_Dataset_
(begin)

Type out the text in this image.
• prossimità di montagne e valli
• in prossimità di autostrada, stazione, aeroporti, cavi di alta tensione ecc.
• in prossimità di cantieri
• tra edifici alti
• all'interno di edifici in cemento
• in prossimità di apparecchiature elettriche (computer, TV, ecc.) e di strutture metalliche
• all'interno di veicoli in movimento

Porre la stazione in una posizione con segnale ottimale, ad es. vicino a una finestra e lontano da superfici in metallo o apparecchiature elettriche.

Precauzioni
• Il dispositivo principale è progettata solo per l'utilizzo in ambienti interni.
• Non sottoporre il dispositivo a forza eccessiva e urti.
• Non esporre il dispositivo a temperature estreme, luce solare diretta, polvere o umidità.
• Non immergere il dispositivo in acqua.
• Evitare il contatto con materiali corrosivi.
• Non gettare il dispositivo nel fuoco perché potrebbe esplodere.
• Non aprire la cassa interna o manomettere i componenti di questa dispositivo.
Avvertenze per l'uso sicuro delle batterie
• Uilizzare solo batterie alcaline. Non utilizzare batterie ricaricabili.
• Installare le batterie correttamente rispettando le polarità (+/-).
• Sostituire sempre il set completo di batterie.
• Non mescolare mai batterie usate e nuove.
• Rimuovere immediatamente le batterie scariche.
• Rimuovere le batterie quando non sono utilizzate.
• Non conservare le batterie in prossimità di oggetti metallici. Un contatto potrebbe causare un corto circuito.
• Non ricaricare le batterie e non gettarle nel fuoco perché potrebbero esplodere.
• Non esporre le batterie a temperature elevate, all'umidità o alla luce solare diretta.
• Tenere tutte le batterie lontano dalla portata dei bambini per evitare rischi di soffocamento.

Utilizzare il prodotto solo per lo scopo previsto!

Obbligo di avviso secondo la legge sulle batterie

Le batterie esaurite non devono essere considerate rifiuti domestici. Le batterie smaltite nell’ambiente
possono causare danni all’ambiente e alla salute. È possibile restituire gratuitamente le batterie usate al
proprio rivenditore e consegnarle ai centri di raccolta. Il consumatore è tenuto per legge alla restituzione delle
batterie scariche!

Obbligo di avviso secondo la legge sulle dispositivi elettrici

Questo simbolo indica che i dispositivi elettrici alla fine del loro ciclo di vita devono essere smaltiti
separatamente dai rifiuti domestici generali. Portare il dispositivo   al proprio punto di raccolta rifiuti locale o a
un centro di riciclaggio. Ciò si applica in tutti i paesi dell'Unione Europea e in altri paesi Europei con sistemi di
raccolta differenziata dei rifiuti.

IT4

(end)

_Written problem_
Repeat the records above in full, character for character.

_Result_
Type out the text in this image.
• prossimità di montagne e valli
• in prossimità di autostrada, stazione, aeroporti, cavi di alta tensione ecc.
• in prossimità di cantieri
• tra edifici alti
• all'interno di edifici in cemento
• in prossimità di apparecchiature elettriche (computer, TV, ecc.) e di strutture metalliche
• all'interno di veicoli in movimento

Porre la stazione in una posizione con segnale ottimale, ad es. vicino a una finestra e lontano da superfici in metallo o apparecchiature elettriche.

Precauzioni
• Il dispositivo principale è progettata solo per l'utilizzo in ambienti interni.
• Non sottoporre il dispositivo a forza eccessiva e urti.
• Non esporre il dispositivo a temperature estreme, luce solare diretta, polvere o umidità.
• Non immergere il dispositivo in acqua.
• Evitare il contatto con materiali corrosivi.
• Non gettare il dispositivo nel fuoco perché potrebbe esplodere.
• Non aprire la cassa interna o manomettere i componenti di questa dispositivo.
Avvertenze per l'uso sicuro delle batterie
• Uilizzare solo batterie alcaline. Non utilizzare batterie ricaricabili.
• Installare le batterie correttamente rispettando le polarità (+/-).
• Sostituire sempre il set completo di batterie.
• Non mescolare mai batterie usate e nuove.
• Rimuovere immediatamente le batterie scariche.
• Rimuovere le batterie quando non sono utilizzate.
• Non conservare le batterie in prossimità di oggetti metallici. Un contatto potrebbe causare un corto circuito.
• Non ricaricare le batterie e non gettarle nel fuoco perché potrebbero esplodere.
• Non esporre le batterie a temperature elevate, all'umidità o alla luce solare diretta.
• Tenere tutte le batterie lontano dalla portata dei bambini per evitare rischi di soffocamento.

Utilizzare il prodotto solo per lo scopo previsto!

Obbligo di avviso secondo la legge sulle batterie

Le batterie esaurite non devono essere considerate rifiuti domestici. Le batterie smaltite nell’ambiente
possono causare danni all’ambiente e alla salute. È possibile restituire gratuitamente le batterie usate al
proprio rivenditore e consegnarle ai centri di raccolta. Il consumatore è tenuto per legge alla restituzione delle
batterie scariche!

Obbligo di avviso secondo la legge sulle dispositivi elettrici

Questo simbolo indica che i dispositivi elettrici alla fine del loro ciclo di vita devono essere smaltiti
separatamente dai rifiuti domestici generali. Portare il dispositivo   al proprio punto di raccolta rifiuti locale o a
un centro di riciclaggio. Ciò si applica in tutti i paesi dell'Unione Europea e in altri paesi Europei con sistemi di
raccolta differenziata dei rifiuti.

IT4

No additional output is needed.